▶ _Complete the following_:
1. According to the article on the BWET tanker shipping ETF, which index does the fund track?
2. Report every line of the records that contains the string "image".

▶ _Text to read_:
----

ETF

Why the BWET Tanker Shipping ETF Is Surging Another 19% Today

Photo of Danielle Liverance
By Danielle Liverance Published

Quick Read

  • BWET jumped 19% today and is up nearly 1,000% year-to-date, driven by the Strait of Hormuz disruption tightening VLCC tanker capacity.

  • The entire thesis rests on Hormuz remaining disrupted; a ceasefire or reopening could erase BWET's gains just as fast.

  • BWET's 3.5% expense ratio, K-1 tax treatment, and futures roll drag make it a short-duration tactical bet, not a long-term hold.

  • Are you ahead, or behind on retirement? SmartAsset's free tool can match you with a financial advisor in minutes to help you answer that today. Each advisor has been carefully vetted, and must act in your best interests. Don't waste another minute; learn more here.

This post may contain links from our sponsors and affiliates, and Flywheel Publishing may receive compensation for actions taken through them.
Why the BWET Tanker Shipping ETF Is Surging Another 19% Today

© 24/7 Wall St.

The Breakwave Tanker Shipping ETF (NYSE:BWET) is the standout mover of today’s session, jumping about 19% to around $251, extending what has already been the most extreme rally of any US-listed ETF this year. The fund tracks the cost of moving oil by sea, and that cost has gone practically vertical.

What BWET Actually Owns

BWET, issued by Amplify, is the first US-listed crude tanker shipping ETF. It holds crude tanker freight futures directly, primarily contracts tied to Very Large Crude Carriers (VLCCs) with some Suezmax exposure, and tracks the Breakwave Wet Freight Futures Index. Structurally it is a commodity pool that issues a K-1 at tax time, so it behaves differently from a standard equity ETF. It is also different from Breakwave’s dry-bulk product; BWET moves with the price of shipping crude, not the price of grain, iron ore, or coal.

Why It Ripped Today

The causal chain is short and direct. BWET rose because tanker freight futures rose. Freight futures rose because spot tanker rates have been surging as crude gets pushed onto longer, more capacity-intensive routes following the reported closure of the Strait of Hormuz tied to the US-Iran conflict. With the world’s most important oil chokepoint disrupted, cargoes are being rerouted, VLCC availability is tightening, and the daily cost to charter a tanker has spiked. Because BWET’s futures track that cost, the fund’s net asset value follows freight rates almost mechanically.

----

▶ _Supplied records_:
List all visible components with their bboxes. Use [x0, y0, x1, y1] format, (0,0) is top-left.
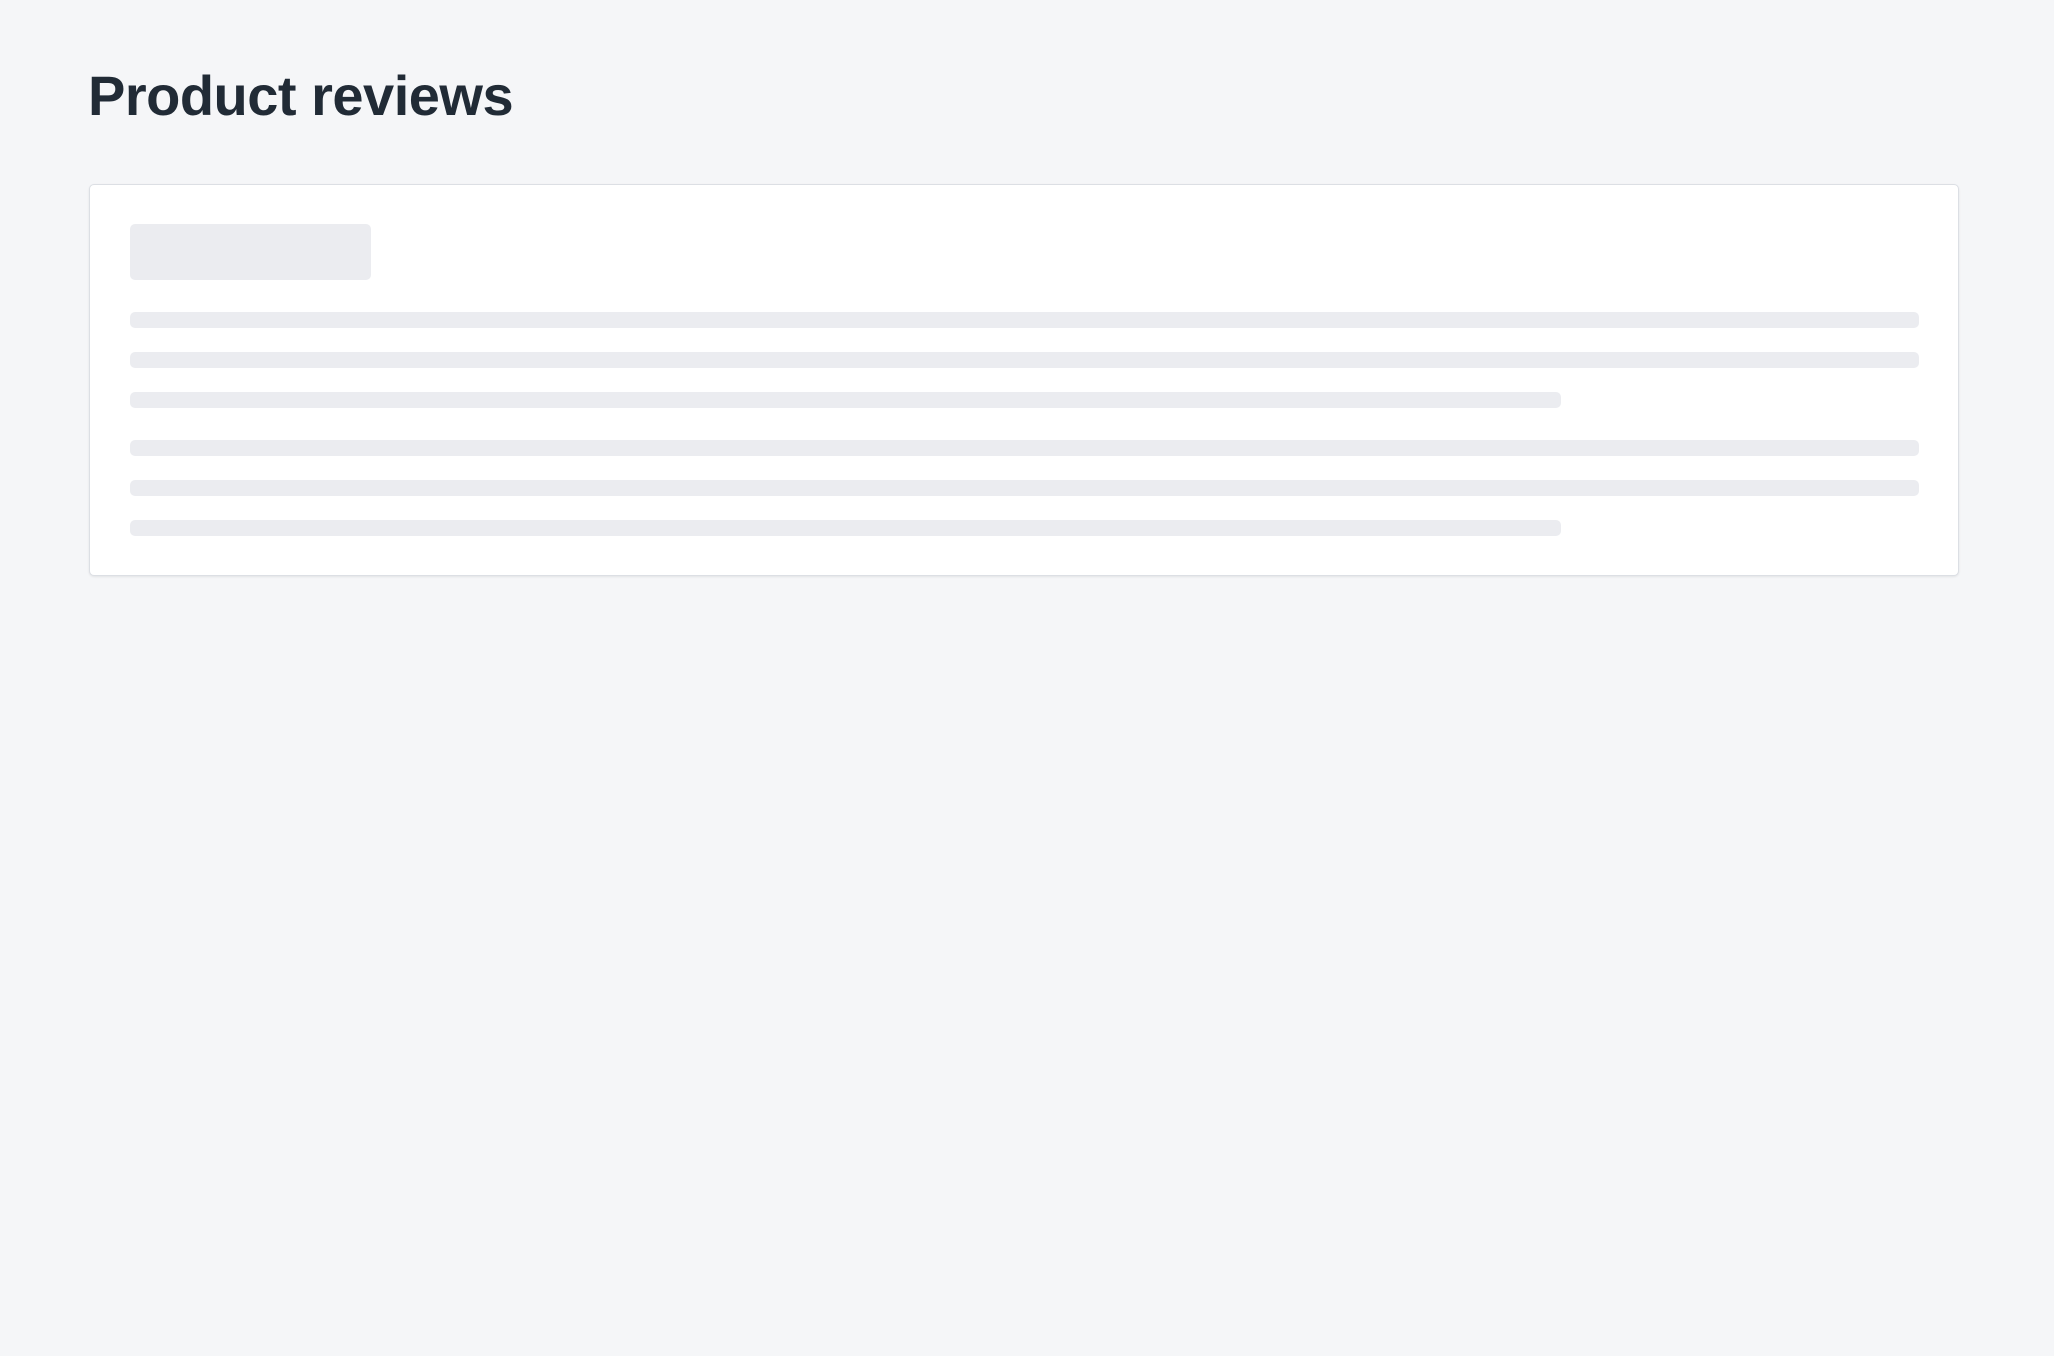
skeleton-line	[130, 392, 1561, 408]
skeleton-line	[130, 440, 1919, 456]
skeleton-line	[130, 520, 1561, 536]
page-title: Product reviews	[88, 64, 514, 127]
reviews-loading-card	[89, 184, 1959, 576]
skeleton-line	[130, 480, 1919, 496]
skeleton-line	[130, 312, 1919, 328]
skeleton-line	[130, 352, 1919, 368]
skeleton-heading	[130, 224, 371, 280]
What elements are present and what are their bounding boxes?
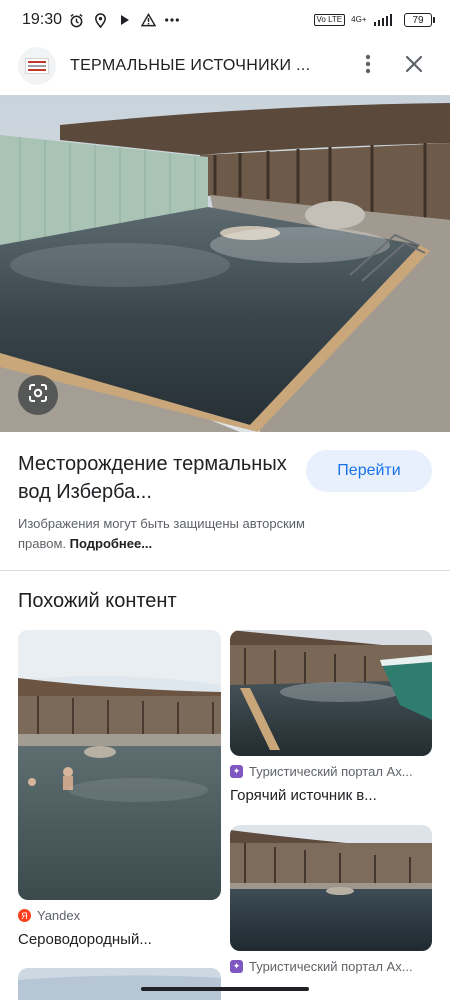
similar-source-label: Туристический портал Ах... <box>249 764 413 779</box>
similar-image-2[interactable] <box>230 630 432 756</box>
status-bar: 19:30 Vo LTE 4G+ 79 <box>0 0 450 40</box>
lens-icon <box>27 382 49 409</box>
similar-image-4[interactable] <box>18 968 221 1000</box>
portal-icon: ✦ <box>230 765 243 778</box>
similar-image-1[interactable] <box>18 630 221 900</box>
copyright-text: Изображения могут быть защищены авторски… <box>18 516 305 551</box>
main-image[interactable] <box>0 95 450 432</box>
network-label: 4G+ <box>351 15 367 24</box>
yandex-icon: Я <box>18 909 31 922</box>
portal-icon: ✦ <box>230 960 243 973</box>
section-divider <box>0 570 450 571</box>
similar-content-heading: Похожий контент <box>18 590 177 612</box>
site-logo-icon <box>18 47 56 85</box>
similar-image-3[interactable] <box>230 825 432 951</box>
more-vert-button[interactable] <box>350 48 386 84</box>
similar-title-2[interactable]: Горячий источник в... <box>230 787 432 804</box>
similar-source-label: Туристический портал Ах... <box>249 959 413 974</box>
similar-source-1: Я Yandex <box>18 908 221 923</box>
alarm-icon <box>68 12 84 28</box>
battery-icon: 79 <box>404 13 435 27</box>
close-icon <box>405 55 423 78</box>
similar-title-1[interactable]: Сероводородный... <box>18 931 221 948</box>
home-indicator[interactable] <box>141 987 309 991</box>
google-lens-button[interactable] <box>18 375 58 415</box>
more-dots-icon <box>164 12 180 28</box>
status-time: 19:30 <box>22 11 63 28</box>
viewer-header: ТЕРМАЛЬНЫЕ ИСТОЧНИКИ ... <box>0 40 450 92</box>
play-icon <box>116 12 132 28</box>
location-icon <box>92 12 108 28</box>
site-title[interactable]: ТЕРМАЛЬНЫЕ ИСТОЧНИКИ ... <box>70 57 350 75</box>
visit-button[interactable]: Перейти <box>306 450 432 492</box>
result-title[interactable]: Месторождение термальных вод Изберба... <box>18 450 298 506</box>
warning-icon <box>140 12 156 28</box>
copyright-more-link[interactable]: Подробнее... <box>70 536 152 551</box>
close-button[interactable] <box>396 48 432 84</box>
volte-badge: Vo LTE <box>313 14 346 26</box>
similar-source-label: Yandex <box>37 908 81 923</box>
copyright-notice: Изображения могут быть защищены авторски… <box>18 514 348 554</box>
similar-source-2: ✦ Туристический портал Ах... <box>230 764 432 779</box>
more-vert-icon <box>365 54 371 79</box>
signal-icon <box>373 14 392 26</box>
similar-source-3: ✦ Туристический портал Ах... <box>230 959 432 974</box>
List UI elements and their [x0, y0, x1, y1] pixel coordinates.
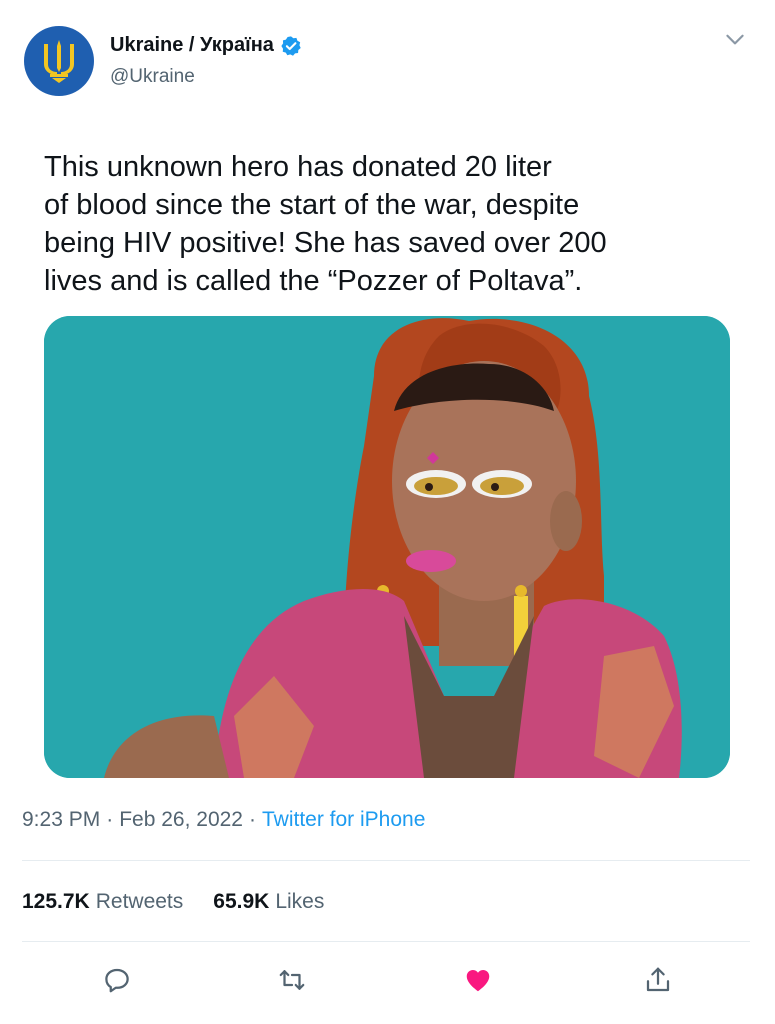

----

▶ _Answers given_:
1. The Breakwave Wet Freight Futures Index.

2.
similar-image-2[interactable] <box>230 630 432 756</box>
similar-image-4[interactable] <box>18 968 221 1000</box>
similar-image-1[interactable] <box>18 630 221 900</box>
main-image[interactable] <box>0 95 450 432</box>
similar-image-3[interactable] <box>230 825 432 951</box>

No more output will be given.